┏━━

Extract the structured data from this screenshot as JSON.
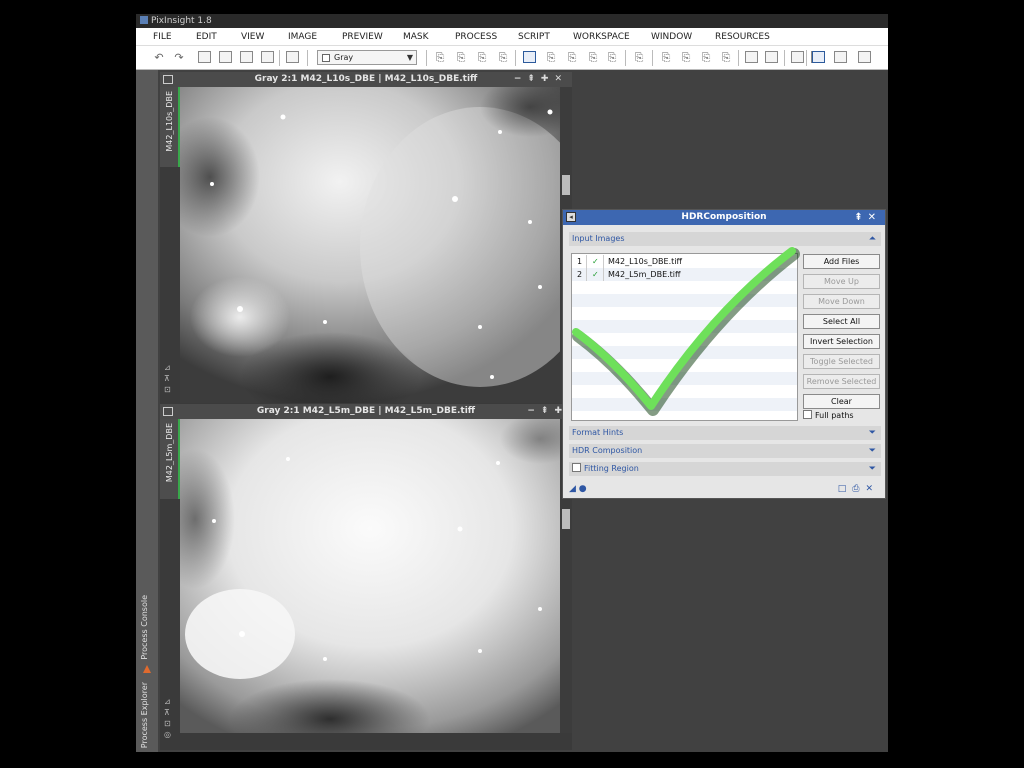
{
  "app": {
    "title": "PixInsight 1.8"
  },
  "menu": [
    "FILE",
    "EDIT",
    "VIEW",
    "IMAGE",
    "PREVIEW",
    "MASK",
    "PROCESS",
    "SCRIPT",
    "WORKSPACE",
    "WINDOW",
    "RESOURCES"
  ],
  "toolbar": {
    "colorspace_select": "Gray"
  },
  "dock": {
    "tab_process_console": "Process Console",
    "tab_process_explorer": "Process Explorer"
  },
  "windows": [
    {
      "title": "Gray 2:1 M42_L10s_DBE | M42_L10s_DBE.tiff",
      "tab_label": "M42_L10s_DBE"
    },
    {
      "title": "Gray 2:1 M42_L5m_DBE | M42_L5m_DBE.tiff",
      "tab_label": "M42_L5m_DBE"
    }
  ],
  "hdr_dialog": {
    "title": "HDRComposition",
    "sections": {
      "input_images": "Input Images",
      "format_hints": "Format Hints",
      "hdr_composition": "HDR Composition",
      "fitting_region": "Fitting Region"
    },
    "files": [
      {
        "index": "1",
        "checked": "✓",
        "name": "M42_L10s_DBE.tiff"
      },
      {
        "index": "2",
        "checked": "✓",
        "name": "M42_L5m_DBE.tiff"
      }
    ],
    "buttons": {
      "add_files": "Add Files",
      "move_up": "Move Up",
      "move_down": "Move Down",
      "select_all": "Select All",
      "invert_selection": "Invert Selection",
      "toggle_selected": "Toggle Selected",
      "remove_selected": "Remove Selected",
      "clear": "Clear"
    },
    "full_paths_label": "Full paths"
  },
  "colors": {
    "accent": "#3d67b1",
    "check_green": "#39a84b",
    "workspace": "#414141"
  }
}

┗━━
┏━━

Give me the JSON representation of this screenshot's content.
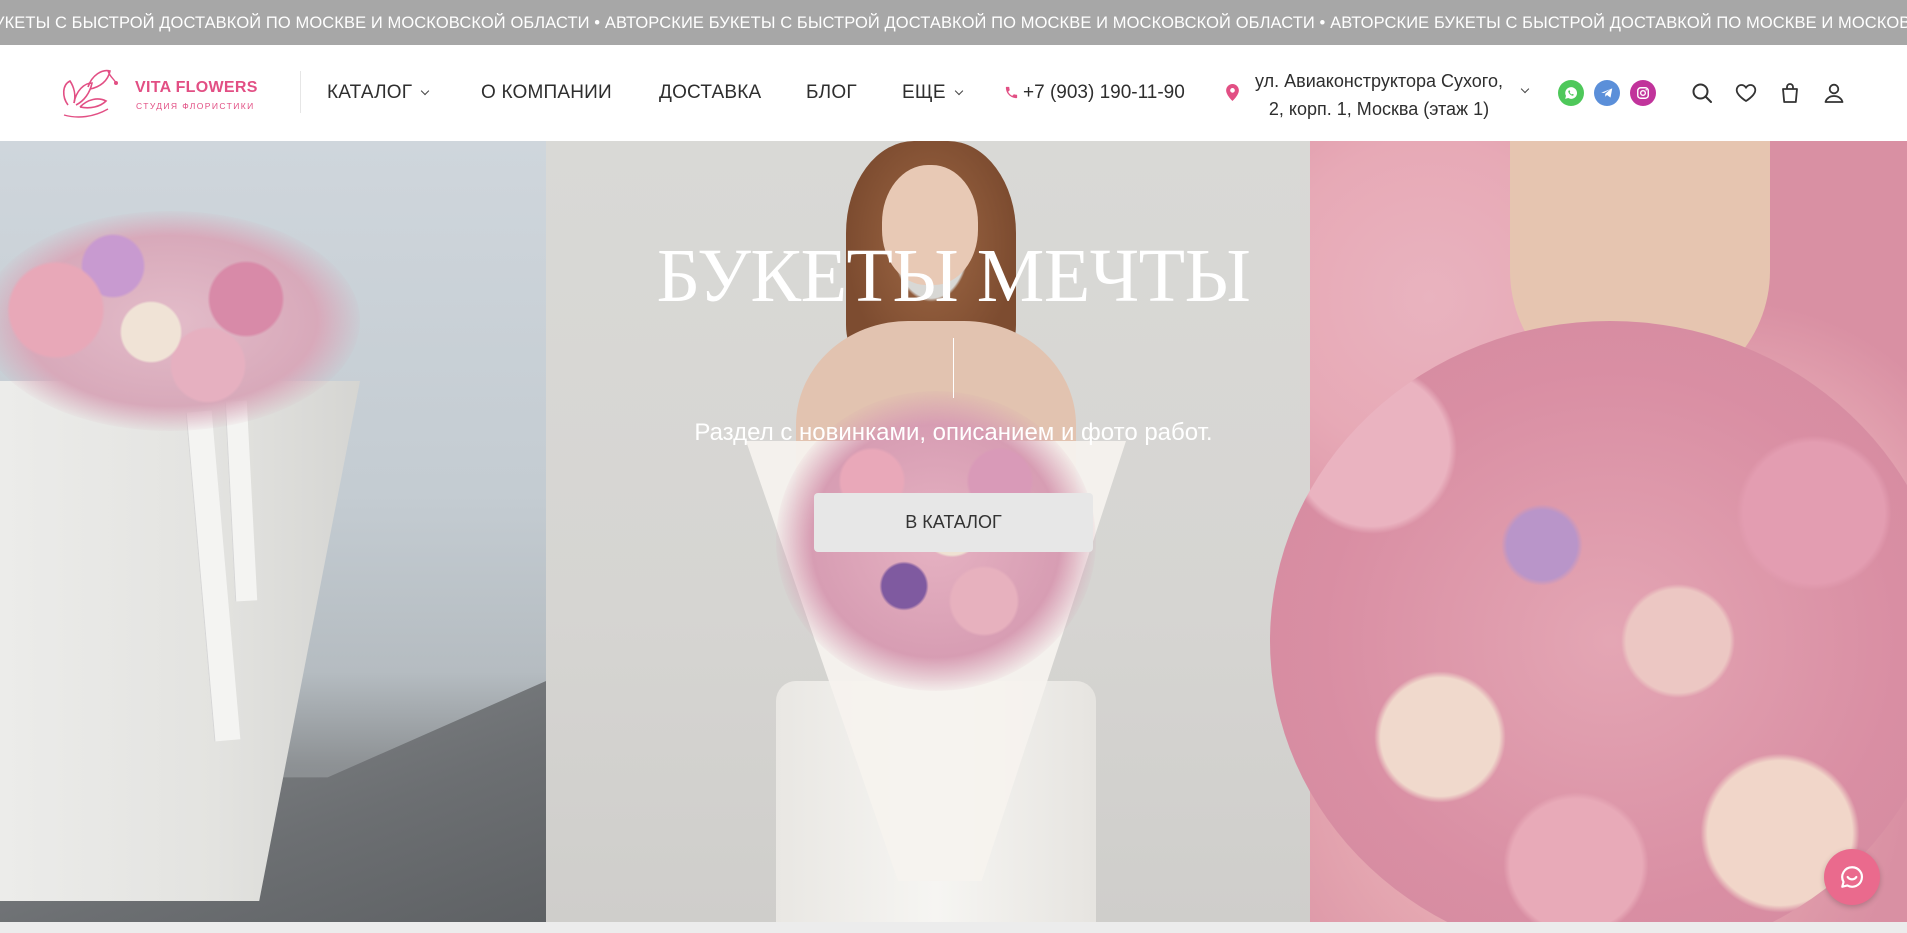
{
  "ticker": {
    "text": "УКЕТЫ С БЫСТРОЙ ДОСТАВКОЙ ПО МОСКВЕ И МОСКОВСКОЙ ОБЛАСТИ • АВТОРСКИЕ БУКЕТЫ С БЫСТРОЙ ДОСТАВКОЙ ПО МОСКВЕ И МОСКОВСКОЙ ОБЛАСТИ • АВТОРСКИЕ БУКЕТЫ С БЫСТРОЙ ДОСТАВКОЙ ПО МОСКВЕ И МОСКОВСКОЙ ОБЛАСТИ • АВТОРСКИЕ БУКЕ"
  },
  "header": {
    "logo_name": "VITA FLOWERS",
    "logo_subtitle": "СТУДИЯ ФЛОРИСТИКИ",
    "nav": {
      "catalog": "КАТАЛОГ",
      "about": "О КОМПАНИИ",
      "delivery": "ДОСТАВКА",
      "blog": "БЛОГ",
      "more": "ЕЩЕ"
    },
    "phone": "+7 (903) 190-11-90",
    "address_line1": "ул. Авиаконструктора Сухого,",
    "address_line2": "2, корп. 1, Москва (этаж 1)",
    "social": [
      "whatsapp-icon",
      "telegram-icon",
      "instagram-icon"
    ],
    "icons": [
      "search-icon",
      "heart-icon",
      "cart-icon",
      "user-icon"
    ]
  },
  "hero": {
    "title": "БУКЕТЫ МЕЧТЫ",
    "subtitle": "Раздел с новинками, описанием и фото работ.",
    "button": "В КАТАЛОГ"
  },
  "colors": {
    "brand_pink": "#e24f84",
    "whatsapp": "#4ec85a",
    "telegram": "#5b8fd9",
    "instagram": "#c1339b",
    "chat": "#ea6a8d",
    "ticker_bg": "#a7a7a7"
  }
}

┗━━
┏━━

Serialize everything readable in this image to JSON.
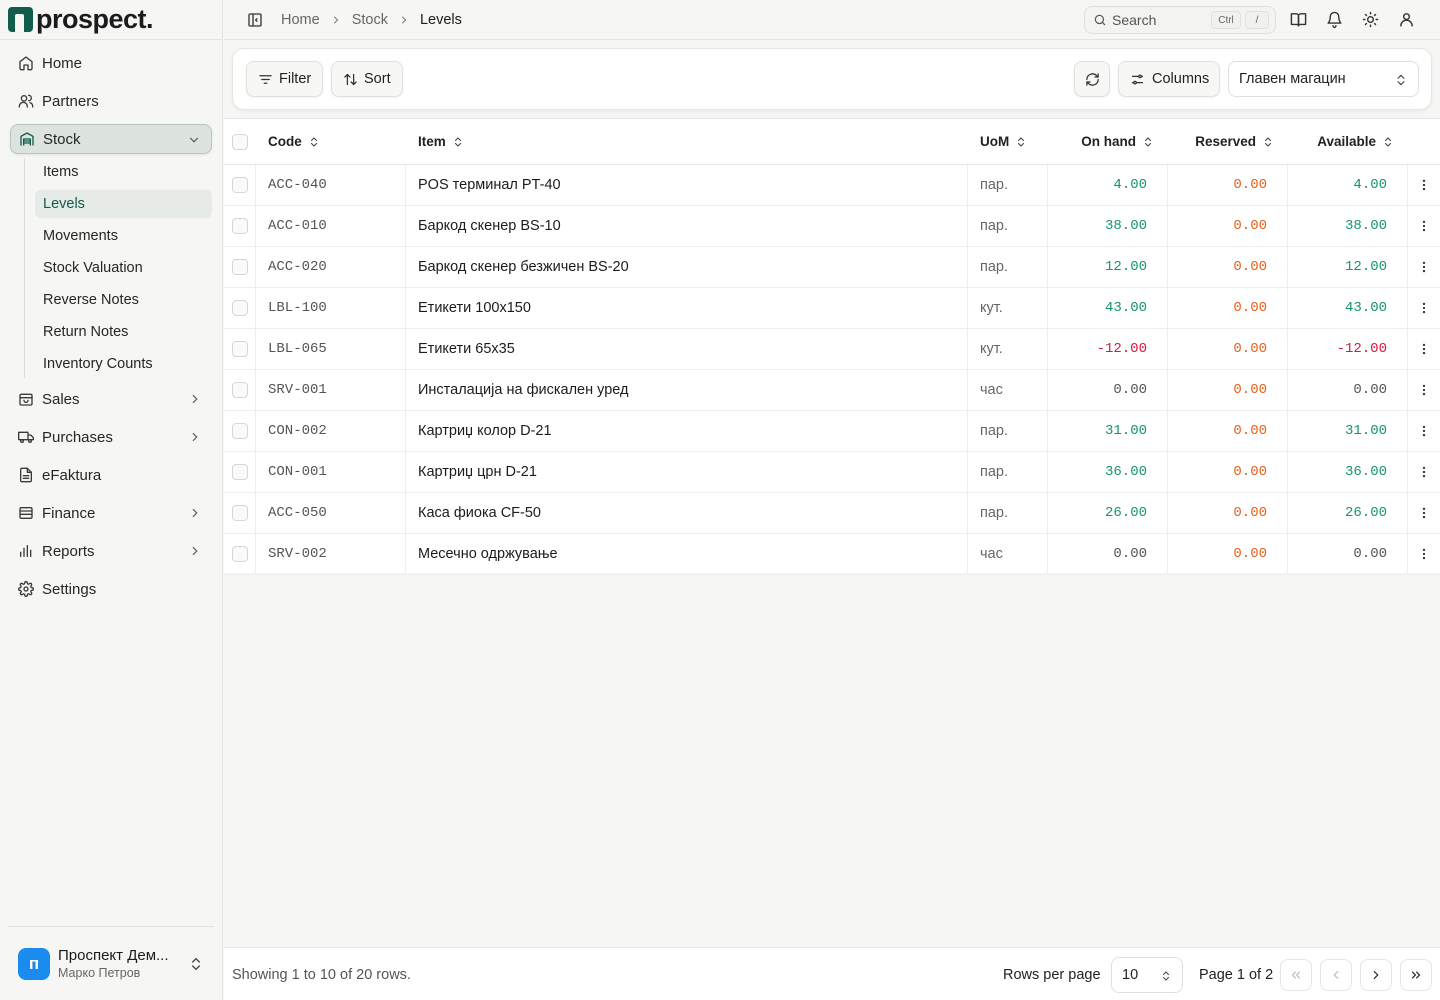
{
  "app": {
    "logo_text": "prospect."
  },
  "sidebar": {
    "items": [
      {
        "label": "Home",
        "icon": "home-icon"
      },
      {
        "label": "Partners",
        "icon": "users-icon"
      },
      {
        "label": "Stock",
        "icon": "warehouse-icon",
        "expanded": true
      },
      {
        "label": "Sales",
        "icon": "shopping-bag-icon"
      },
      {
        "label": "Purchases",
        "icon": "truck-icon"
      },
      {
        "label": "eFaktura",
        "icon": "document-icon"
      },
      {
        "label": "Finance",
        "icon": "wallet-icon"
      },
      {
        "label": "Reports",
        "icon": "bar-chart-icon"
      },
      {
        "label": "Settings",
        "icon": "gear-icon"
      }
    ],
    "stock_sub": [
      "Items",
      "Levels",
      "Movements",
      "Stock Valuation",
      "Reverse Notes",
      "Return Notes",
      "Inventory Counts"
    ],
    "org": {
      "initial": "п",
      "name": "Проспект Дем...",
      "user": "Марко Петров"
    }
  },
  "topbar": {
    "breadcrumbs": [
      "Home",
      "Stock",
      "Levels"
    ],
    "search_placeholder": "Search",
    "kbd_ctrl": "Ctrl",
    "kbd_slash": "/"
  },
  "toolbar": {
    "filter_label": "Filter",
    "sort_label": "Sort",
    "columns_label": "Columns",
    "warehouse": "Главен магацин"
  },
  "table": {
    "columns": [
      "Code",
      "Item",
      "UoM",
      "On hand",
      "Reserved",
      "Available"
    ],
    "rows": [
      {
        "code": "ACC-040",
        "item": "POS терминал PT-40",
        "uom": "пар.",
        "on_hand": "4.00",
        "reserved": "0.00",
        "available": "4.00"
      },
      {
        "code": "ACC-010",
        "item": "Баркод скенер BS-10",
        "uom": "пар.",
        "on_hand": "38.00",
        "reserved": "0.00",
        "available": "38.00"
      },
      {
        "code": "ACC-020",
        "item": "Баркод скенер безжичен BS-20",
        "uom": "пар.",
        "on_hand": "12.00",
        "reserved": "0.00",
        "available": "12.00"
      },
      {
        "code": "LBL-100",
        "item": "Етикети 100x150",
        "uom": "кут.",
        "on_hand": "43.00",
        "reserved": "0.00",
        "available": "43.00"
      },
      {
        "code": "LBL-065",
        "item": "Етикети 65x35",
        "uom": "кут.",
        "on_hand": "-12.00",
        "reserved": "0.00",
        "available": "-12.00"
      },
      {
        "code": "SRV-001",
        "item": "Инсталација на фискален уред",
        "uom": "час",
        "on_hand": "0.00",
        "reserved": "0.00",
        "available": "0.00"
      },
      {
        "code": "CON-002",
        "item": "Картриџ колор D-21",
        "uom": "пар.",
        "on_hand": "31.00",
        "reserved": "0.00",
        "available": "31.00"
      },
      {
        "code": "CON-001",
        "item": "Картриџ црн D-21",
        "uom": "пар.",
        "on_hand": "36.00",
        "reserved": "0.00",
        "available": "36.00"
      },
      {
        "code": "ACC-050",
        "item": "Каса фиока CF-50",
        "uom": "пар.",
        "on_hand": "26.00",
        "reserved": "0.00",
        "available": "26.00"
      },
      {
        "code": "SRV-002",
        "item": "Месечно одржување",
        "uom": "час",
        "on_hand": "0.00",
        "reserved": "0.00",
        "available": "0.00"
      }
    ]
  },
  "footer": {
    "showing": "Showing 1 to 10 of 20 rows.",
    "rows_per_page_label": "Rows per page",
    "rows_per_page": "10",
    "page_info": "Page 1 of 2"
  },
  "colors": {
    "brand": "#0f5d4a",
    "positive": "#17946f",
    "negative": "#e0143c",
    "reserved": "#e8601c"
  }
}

┗━━

* **What to work on**
In the entries above, find each line with the word "Баркод" and copy it.

* **Expected answer**
        "item": "Баркод скенер BS-10",
        "item": "Баркод скенер безжичен BS-20",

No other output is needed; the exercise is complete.